Request
Return each line of the listing below, unchanged, and omit the images.

▽

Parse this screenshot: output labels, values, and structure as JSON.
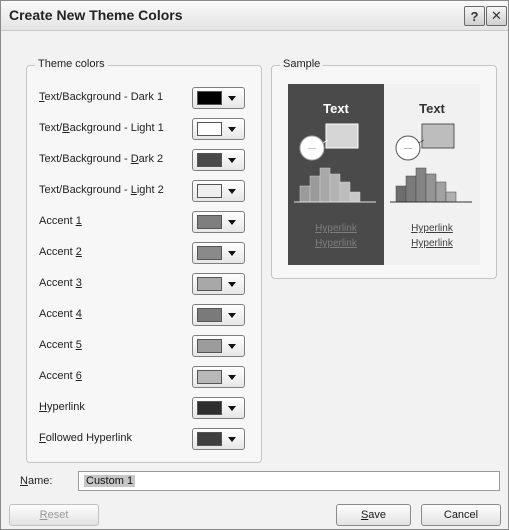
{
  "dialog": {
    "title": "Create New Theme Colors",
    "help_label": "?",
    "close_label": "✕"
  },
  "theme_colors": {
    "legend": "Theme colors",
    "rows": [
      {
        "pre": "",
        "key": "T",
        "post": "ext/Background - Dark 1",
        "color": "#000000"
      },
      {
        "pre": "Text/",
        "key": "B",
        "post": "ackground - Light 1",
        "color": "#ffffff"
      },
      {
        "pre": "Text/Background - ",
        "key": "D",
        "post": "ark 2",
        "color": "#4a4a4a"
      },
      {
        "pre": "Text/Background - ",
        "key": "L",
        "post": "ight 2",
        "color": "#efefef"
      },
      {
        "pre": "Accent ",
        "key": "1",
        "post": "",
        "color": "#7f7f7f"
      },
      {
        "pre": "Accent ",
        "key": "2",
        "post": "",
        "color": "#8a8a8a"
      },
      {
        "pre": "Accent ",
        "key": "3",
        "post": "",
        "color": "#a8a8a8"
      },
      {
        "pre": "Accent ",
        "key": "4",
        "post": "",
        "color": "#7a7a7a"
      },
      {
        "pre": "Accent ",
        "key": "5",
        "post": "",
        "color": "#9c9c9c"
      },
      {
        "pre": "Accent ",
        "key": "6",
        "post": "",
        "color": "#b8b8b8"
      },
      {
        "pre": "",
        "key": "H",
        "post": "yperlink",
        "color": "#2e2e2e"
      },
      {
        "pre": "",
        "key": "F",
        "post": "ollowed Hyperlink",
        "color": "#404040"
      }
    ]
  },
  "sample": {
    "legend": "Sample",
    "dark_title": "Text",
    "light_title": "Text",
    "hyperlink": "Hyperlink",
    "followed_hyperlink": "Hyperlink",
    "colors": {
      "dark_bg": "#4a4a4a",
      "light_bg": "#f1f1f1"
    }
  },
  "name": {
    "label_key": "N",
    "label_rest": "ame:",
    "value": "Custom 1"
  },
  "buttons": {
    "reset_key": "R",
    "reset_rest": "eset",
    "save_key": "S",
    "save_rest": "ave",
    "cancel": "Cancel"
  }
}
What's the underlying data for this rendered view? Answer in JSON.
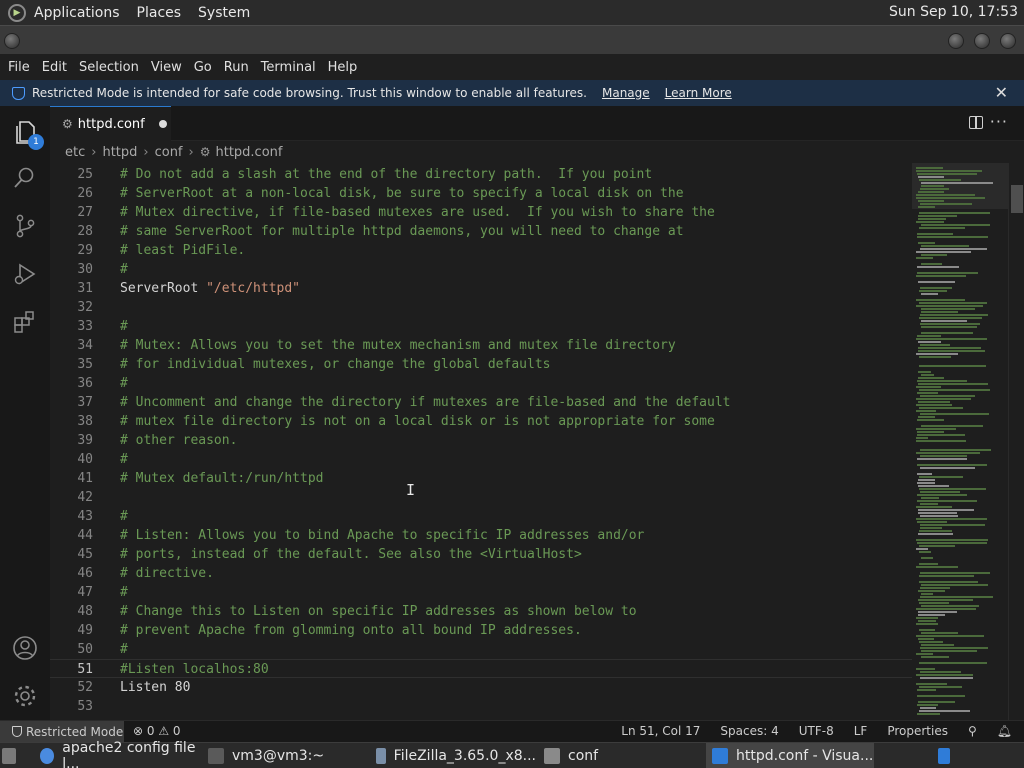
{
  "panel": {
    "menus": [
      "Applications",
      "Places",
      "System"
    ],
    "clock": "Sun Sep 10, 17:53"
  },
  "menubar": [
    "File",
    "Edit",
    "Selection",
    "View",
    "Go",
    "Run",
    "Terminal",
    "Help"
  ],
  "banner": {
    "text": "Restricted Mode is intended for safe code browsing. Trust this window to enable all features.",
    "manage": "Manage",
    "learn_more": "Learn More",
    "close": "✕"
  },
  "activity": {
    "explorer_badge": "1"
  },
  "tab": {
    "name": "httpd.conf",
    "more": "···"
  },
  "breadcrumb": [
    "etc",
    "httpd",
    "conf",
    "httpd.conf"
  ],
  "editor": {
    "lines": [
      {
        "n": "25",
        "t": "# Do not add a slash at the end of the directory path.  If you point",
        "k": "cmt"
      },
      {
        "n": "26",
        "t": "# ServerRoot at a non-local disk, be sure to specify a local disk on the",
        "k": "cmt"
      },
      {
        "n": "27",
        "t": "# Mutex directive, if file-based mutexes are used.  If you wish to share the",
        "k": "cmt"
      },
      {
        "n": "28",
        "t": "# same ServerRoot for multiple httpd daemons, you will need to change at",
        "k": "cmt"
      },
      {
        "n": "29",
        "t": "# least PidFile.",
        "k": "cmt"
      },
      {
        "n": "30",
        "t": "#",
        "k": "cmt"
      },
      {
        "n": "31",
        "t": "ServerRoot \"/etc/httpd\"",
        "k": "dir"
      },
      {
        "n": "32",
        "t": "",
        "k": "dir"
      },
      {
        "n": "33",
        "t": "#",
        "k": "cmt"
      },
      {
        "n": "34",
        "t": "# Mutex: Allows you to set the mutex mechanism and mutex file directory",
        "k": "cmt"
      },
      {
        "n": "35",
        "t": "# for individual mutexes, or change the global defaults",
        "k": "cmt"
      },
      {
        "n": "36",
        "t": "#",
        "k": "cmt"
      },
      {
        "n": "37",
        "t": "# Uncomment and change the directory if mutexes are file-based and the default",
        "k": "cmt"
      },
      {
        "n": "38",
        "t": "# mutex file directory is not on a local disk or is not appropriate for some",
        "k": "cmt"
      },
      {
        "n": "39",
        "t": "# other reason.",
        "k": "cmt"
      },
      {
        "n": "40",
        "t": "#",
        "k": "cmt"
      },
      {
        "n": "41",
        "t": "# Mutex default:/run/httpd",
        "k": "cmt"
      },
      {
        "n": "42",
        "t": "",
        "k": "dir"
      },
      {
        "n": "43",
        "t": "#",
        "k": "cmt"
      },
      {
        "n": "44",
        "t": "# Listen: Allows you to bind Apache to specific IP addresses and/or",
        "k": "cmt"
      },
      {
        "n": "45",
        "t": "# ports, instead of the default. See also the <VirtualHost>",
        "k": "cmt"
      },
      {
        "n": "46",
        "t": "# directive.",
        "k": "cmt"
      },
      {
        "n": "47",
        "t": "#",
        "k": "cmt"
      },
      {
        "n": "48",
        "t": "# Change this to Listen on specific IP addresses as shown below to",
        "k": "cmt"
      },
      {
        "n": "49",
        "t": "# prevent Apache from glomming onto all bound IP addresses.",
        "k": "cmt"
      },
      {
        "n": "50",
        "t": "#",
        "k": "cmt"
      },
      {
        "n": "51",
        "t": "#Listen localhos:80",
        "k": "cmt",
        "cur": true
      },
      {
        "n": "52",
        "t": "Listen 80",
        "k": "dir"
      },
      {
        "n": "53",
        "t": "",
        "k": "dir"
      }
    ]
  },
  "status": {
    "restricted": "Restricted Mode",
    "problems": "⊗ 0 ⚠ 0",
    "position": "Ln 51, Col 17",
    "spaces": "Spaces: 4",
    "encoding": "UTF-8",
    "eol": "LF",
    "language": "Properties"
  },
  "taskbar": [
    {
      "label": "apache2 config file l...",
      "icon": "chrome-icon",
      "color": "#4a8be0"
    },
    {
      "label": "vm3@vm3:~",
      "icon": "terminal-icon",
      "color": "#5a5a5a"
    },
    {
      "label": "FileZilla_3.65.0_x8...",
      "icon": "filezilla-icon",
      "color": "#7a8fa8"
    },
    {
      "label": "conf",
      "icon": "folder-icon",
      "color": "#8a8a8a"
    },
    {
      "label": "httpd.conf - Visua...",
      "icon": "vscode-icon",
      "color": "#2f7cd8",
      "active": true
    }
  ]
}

△

Answer to this problem
Parse this screenshot: output labels, values, and structure as JSON.
{
  "dialog": {
    "title": "Create New Theme Colors",
    "help_label": "?",
    "close_label": "✕"
  },
  "theme_colors": {
    "legend": "Theme colors",
    "rows": [
      {
        "pre": "",
        "key": "T",
        "post": "ext/Background - Dark 1",
        "color": "#000000"
      },
      {
        "pre": "Text/",
        "key": "B",
        "post": "ackground - Light 1",
        "color": "#ffffff"
      },
      {
        "pre": "Text/Background - ",
        "key": "D",
        "post": "ark 2",
        "color": "#4a4a4a"
      },
      {
        "pre": "Text/Background - ",
        "key": "L",
        "post": "ight 2",
        "color": "#efefef"
      },
      {
        "pre": "Accent ",
        "key": "1",
        "post": "",
        "color": "#7f7f7f"
      },
      {
        "pre": "Accent ",
        "key": "2",
        "post": "",
        "color": "#8a8a8a"
      },
      {
        "pre": "Accent ",
        "key": "3",
        "post": "",
        "color": "#a8a8a8"
      },
      {
        "pre": "Accent ",
        "key": "4",
        "post": "",
        "color": "#7a7a7a"
      },
      {
        "pre": "Accent ",
        "key": "5",
        "post": "",
        "color": "#9c9c9c"
      },
      {
        "pre": "Accent ",
        "key": "6",
        "post": "",
        "color": "#b8b8b8"
      },
      {
        "pre": "",
        "key": "H",
        "post": "yperlink",
        "color": "#2e2e2e"
      },
      {
        "pre": "",
        "key": "F",
        "post": "ollowed Hyperlink",
        "color": "#404040"
      }
    ]
  },
  "sample": {
    "legend": "Sample",
    "dark_title": "Text",
    "light_title": "Text",
    "hyperlink": "Hyperlink",
    "followed_hyperlink": "Hyperlink",
    "colors": {
      "dark_bg": "#4a4a4a",
      "light_bg": "#f1f1f1"
    }
  },
  "name": {
    "label_key": "N",
    "label_rest": "ame:",
    "value": "Custom 1"
  },
  "buttons": {
    "reset_key": "R",
    "reset_rest": "eset",
    "save_key": "S",
    "save_rest": "ave",
    "cancel": "Cancel"
  }
}
What's the underlying data for this rendered view? Answer in JSON.
{
  "panel": {
    "menus": [
      "Applications",
      "Places",
      "System"
    ],
    "clock": "Sun Sep 10, 17:53"
  },
  "menubar": [
    "File",
    "Edit",
    "Selection",
    "View",
    "Go",
    "Run",
    "Terminal",
    "Help"
  ],
  "banner": {
    "text": "Restricted Mode is intended for safe code browsing. Trust this window to enable all features.",
    "manage": "Manage",
    "learn_more": "Learn More",
    "close": "✕"
  },
  "activity": {
    "explorer_badge": "1"
  },
  "tab": {
    "name": "httpd.conf",
    "more": "···"
  },
  "breadcrumb": [
    "etc",
    "httpd",
    "conf",
    "httpd.conf"
  ],
  "editor": {
    "lines": [
      {
        "n": "25",
        "t": "# Do not add a slash at the end of the directory path.  If you point",
        "k": "cmt"
      },
      {
        "n": "26",
        "t": "# ServerRoot at a non-local disk, be sure to specify a local disk on the",
        "k": "cmt"
      },
      {
        "n": "27",
        "t": "# Mutex directive, if file-based mutexes are used.  If you wish to share the",
        "k": "cmt"
      },
      {
        "n": "28",
        "t": "# same ServerRoot for multiple httpd daemons, you will need to change at",
        "k": "cmt"
      },
      {
        "n": "29",
        "t": "# least PidFile.",
        "k": "cmt"
      },
      {
        "n": "30",
        "t": "#",
        "k": "cmt"
      },
      {
        "n": "31",
        "t": "ServerRoot \"/etc/httpd\"",
        "k": "dir"
      },
      {
        "n": "32",
        "t": "",
        "k": "dir"
      },
      {
        "n": "33",
        "t": "#",
        "k": "cmt"
      },
      {
        "n": "34",
        "t": "# Mutex: Allows you to set the mutex mechanism and mutex file directory",
        "k": "cmt"
      },
      {
        "n": "35",
        "t": "# for individual mutexes, or change the global defaults",
        "k": "cmt"
      },
      {
        "n": "36",
        "t": "#",
        "k": "cmt"
      },
      {
        "n": "37",
        "t": "# Uncomment and change the directory if mutexes are file-based and the default",
        "k": "cmt"
      },
      {
        "n": "38",
        "t": "# mutex file directory is not on a local disk or is not appropriate for some",
        "k": "cmt"
      },
      {
        "n": "39",
        "t": "# other reason.",
        "k": "cmt"
      },
      {
        "n": "40",
        "t": "#",
        "k": "cmt"
      },
      {
        "n": "41",
        "t": "# Mutex default:/run/httpd",
        "k": "cmt"
      },
      {
        "n": "42",
        "t": "",
        "k": "dir"
      },
      {
        "n": "43",
        "t": "#",
        "k": "cmt"
      },
      {
        "n": "44",
        "t": "# Listen: Allows you to bind Apache to specific IP addresses and/or",
        "k": "cmt"
      },
      {
        "n": "45",
        "t": "# ports, instead of the default. See also the <VirtualHost>",
        "k": "cmt"
      },
      {
        "n": "46",
        "t": "# directive.",
        "k": "cmt"
      },
      {
        "n": "47",
        "t": "#",
        "k": "cmt"
      },
      {
        "n": "48",
        "t": "# Change this to Listen on specific IP addresses as shown below to",
        "k": "cmt"
      },
      {
        "n": "49",
        "t": "# prevent Apache from glomming onto all bound IP addresses.",
        "k": "cmt"
      },
      {
        "n": "50",
        "t": "#",
        "k": "cmt"
      },
      {
        "n": "51",
        "t": "#Listen localhos:80",
        "k": "cmt",
        "cur": true
      },
      {
        "n": "52",
        "t": "Listen 80",
        "k": "dir"
      },
      {
        "n": "53",
        "t": "",
        "k": "dir"
      }
    ]
  },
  "status": {
    "restricted": "Restricted Mode",
    "problems": "⊗ 0 ⚠ 0",
    "position": "Ln 51, Col 17",
    "spaces": "Spaces: 4",
    "encoding": "UTF-8",
    "eol": "LF",
    "language": "Properties"
  },
  "taskbar": [
    {
      "label": "apache2 config file l...",
      "icon": "chrome-icon",
      "color": "#4a8be0"
    },
    {
      "label": "vm3@vm3:~",
      "icon": "terminal-icon",
      "color": "#5a5a5a"
    },
    {
      "label": "FileZilla_3.65.0_x8...",
      "icon": "filezilla-icon",
      "color": "#7a8fa8"
    },
    {
      "label": "conf",
      "icon": "folder-icon",
      "color": "#8a8a8a"
    },
    {
      "label": "httpd.conf - Visua...",
      "icon": "vscode-icon",
      "color": "#2f7cd8",
      "active": true
    }
  ]
}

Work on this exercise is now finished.